Search the listing for "text" and copy every line where it appears.

===

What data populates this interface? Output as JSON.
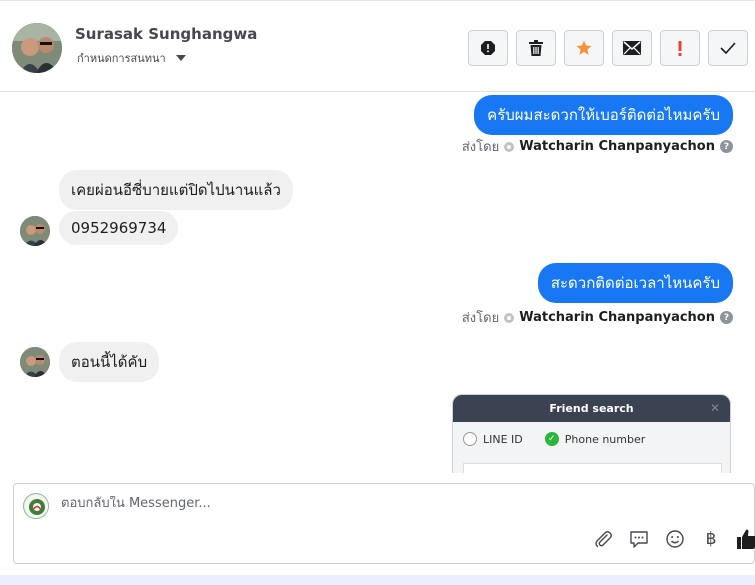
{
  "header": {
    "contact_name": "Surasak Sunghangwa",
    "label_select": "กำหนดการสนทนา",
    "actions": [
      {
        "name": "alert-icon"
      },
      {
        "name": "trash-icon"
      },
      {
        "name": "star-icon"
      },
      {
        "name": "envelope-icon"
      },
      {
        "name": "exclamation-icon"
      },
      {
        "name": "check-icon"
      }
    ]
  },
  "thread": {
    "messages": [
      {
        "direction": "out",
        "text": "ครับผมสะดวกให้เบอร์ติดต่อไหมครับ"
      },
      {
        "direction": "out-meta",
        "prefix": "ส่งโดย",
        "sender": "Watcharin Chanpanyachon"
      },
      {
        "direction": "in",
        "text": "เคยผ่อนอีซี่บายแต่ปิดไปนานแล้ว"
      },
      {
        "direction": "in",
        "text": "0952969734"
      },
      {
        "direction": "out",
        "text": "สะดวกติดต่อเวลาไหนครับ"
      },
      {
        "direction": "out-meta",
        "prefix": "ส่งโดย",
        "sender": "Watcharin Chanpanyachon"
      },
      {
        "direction": "in",
        "text": "ตอนนี้ได้คับ"
      }
    ],
    "attachment": {
      "title": "Friend search",
      "option_1": "LINE ID",
      "option_2": "Phone number"
    }
  },
  "composer": {
    "placeholder": "ตอบกลับใน Messenger...",
    "currency_symbol": "฿"
  },
  "colors": {
    "accent": "#1877f2",
    "incoming_bubble": "#f0f0f0",
    "star": "#f7923a",
    "alert": "#e64530"
  }
}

===

[Solution to the problem]
        "text": "ครับผมสะดวกให้เบอร์ติดต่อไหมครับ"
        "text": "เคยผ่อนอีซี่บายแต่ปิดไปนานแล้ว"
        "text": "0952969734"
        "text": "สะดวกติดต่อเวลาไหนครับ"
        "text": "ตอนนี้ได้คับ"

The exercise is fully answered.